● **Directions for this task**: Report every line in the listing that contains the string "чего".

Dataset items

------------------------------------------------------------------------

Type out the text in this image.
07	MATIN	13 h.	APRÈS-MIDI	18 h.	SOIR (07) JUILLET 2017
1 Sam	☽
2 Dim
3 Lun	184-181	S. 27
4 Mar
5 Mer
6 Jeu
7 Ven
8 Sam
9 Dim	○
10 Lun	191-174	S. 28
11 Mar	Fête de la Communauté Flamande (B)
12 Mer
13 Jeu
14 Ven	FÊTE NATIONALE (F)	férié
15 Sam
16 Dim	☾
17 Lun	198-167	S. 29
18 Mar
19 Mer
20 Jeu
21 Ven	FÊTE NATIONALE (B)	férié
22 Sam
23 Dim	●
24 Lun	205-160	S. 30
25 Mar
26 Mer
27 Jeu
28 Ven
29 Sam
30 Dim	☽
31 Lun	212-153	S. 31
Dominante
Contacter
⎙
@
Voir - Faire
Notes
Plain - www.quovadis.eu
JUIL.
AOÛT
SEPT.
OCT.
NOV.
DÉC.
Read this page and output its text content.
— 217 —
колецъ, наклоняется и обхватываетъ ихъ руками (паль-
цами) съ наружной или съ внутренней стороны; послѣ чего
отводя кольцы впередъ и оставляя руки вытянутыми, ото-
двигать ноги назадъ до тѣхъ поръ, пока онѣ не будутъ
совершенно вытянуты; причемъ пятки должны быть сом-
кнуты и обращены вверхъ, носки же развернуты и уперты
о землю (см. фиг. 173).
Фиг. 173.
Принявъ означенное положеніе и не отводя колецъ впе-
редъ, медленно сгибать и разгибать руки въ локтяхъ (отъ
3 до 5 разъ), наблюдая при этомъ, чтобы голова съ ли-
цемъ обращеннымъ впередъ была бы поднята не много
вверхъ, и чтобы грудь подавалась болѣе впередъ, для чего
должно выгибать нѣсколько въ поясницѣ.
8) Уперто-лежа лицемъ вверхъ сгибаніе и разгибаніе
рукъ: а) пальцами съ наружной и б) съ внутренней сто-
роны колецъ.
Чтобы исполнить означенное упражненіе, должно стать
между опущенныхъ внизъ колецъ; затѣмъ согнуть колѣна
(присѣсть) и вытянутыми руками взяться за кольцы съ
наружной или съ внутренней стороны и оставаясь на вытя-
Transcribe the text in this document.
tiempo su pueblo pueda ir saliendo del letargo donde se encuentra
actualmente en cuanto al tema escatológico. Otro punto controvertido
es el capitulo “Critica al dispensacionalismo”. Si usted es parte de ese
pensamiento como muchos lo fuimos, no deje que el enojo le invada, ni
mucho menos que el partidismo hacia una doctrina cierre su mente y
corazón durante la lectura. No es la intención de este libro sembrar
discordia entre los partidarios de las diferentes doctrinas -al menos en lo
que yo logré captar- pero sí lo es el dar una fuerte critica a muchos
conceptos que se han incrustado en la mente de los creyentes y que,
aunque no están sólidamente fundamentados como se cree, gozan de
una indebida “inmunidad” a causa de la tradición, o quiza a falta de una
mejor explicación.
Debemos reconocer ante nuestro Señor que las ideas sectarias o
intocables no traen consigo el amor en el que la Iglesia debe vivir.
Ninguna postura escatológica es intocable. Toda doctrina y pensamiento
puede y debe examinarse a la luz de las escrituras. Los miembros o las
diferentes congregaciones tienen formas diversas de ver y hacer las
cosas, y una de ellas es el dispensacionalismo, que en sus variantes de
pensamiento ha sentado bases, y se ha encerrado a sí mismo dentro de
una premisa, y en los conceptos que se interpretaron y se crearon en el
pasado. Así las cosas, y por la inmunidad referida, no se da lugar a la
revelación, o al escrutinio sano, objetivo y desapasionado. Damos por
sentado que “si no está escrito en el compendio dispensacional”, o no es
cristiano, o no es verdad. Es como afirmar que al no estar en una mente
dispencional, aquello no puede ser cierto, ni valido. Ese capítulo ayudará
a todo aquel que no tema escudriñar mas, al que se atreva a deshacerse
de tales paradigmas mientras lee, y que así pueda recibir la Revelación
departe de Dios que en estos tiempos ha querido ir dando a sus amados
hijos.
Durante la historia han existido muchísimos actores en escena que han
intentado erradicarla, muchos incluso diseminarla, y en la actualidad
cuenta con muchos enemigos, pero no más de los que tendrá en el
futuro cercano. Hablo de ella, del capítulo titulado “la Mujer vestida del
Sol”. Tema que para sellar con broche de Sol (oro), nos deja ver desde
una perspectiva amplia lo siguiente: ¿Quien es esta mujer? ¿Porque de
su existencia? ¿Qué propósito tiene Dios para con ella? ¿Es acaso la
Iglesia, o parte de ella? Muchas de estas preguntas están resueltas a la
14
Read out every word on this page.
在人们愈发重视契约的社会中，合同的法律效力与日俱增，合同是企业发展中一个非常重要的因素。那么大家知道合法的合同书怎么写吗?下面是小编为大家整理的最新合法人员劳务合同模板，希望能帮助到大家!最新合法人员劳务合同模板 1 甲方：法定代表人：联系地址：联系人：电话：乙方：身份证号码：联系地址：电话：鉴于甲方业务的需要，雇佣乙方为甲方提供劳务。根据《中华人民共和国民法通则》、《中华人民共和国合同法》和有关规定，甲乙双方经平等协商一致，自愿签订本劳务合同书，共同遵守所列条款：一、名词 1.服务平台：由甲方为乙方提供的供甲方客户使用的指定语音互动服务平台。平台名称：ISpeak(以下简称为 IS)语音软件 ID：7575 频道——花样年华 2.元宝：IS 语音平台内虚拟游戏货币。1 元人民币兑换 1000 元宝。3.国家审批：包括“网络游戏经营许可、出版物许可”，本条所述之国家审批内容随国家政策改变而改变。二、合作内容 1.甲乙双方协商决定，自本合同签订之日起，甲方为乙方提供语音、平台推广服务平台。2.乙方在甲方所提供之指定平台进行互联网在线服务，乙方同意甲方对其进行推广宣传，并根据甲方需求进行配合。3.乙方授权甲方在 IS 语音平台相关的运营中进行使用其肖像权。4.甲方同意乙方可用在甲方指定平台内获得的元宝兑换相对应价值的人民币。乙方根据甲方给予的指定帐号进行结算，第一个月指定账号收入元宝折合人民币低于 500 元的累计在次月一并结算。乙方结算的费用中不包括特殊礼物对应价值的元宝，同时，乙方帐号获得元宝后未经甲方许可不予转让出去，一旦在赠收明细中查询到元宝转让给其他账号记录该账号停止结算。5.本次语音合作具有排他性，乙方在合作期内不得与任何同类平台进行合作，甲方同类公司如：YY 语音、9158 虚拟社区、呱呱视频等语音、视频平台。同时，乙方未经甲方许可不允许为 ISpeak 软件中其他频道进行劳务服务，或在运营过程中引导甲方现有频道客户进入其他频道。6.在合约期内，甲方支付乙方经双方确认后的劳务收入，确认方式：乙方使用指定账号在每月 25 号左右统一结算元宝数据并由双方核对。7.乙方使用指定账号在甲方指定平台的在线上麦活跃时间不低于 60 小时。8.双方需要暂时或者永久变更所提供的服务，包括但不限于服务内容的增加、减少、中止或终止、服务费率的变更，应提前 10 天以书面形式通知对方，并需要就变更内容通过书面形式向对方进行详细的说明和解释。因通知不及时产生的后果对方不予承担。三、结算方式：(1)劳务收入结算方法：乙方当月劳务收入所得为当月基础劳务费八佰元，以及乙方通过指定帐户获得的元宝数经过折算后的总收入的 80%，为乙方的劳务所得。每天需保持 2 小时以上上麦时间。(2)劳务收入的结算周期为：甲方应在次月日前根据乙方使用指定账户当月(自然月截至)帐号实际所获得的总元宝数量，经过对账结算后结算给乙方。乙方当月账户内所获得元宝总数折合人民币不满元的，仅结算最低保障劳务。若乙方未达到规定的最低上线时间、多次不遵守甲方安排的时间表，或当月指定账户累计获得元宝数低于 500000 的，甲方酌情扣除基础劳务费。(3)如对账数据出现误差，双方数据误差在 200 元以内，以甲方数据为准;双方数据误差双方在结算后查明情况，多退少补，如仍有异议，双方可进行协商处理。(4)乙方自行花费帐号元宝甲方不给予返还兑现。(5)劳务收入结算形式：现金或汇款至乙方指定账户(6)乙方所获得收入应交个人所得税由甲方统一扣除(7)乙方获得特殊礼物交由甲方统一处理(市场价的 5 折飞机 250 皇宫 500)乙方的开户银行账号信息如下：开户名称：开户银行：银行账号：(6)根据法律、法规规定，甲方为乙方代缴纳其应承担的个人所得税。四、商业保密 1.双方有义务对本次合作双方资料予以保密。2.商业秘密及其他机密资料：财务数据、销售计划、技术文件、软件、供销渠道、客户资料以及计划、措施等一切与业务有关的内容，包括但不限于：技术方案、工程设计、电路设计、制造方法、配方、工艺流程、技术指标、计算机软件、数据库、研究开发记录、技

------------------------------------------------------------------------

● **Response to this task**:
цами) съ наружной или съ внутренней стороны; послѣ чего
вверхъ, и чтобы грудь подавалась болѣе впередъ, для чего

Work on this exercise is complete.